_Exercise aim_
State how many lines of the entries hold the string "JSON", and nothing more.

_Supplied material_
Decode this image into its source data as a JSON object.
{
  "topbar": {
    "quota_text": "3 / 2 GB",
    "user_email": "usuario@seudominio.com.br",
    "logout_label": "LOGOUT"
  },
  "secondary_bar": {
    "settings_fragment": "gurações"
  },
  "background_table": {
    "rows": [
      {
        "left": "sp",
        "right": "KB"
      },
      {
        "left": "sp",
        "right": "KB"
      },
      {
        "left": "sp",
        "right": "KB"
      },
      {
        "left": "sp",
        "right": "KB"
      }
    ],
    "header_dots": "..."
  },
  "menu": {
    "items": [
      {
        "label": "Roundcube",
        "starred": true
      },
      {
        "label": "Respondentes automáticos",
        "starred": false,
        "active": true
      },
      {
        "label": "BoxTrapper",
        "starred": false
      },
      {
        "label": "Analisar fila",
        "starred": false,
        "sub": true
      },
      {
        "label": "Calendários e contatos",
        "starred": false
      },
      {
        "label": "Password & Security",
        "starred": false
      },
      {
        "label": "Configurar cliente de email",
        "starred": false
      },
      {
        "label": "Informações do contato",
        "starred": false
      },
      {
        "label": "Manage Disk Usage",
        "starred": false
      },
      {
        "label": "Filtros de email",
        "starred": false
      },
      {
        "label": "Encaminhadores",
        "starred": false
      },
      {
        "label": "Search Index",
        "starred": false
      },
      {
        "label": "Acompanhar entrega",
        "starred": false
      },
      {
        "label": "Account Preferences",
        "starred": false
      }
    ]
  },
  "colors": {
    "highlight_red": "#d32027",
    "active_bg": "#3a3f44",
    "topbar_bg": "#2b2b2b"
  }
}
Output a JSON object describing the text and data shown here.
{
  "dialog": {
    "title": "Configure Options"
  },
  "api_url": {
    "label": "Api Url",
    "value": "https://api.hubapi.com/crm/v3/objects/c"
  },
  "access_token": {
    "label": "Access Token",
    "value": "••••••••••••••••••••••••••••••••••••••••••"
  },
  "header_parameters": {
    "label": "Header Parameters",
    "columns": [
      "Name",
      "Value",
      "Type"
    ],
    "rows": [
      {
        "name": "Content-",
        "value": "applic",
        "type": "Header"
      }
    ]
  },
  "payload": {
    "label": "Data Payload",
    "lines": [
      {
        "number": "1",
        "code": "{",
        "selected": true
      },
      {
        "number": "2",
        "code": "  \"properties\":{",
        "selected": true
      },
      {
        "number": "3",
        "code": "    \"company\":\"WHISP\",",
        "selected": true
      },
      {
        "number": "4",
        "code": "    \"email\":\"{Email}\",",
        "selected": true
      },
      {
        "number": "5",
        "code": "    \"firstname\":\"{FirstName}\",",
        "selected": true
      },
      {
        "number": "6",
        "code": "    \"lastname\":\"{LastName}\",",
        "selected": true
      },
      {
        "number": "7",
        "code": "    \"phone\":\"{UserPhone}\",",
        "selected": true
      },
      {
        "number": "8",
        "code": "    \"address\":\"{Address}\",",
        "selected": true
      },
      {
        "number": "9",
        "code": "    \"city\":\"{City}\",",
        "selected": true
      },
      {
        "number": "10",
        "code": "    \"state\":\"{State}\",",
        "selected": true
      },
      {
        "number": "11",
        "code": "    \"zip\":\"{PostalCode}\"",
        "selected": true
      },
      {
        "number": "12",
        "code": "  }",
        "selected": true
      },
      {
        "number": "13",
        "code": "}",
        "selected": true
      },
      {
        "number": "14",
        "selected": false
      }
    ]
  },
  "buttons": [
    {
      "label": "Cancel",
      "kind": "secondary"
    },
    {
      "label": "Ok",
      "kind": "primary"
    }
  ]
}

_Written response_
2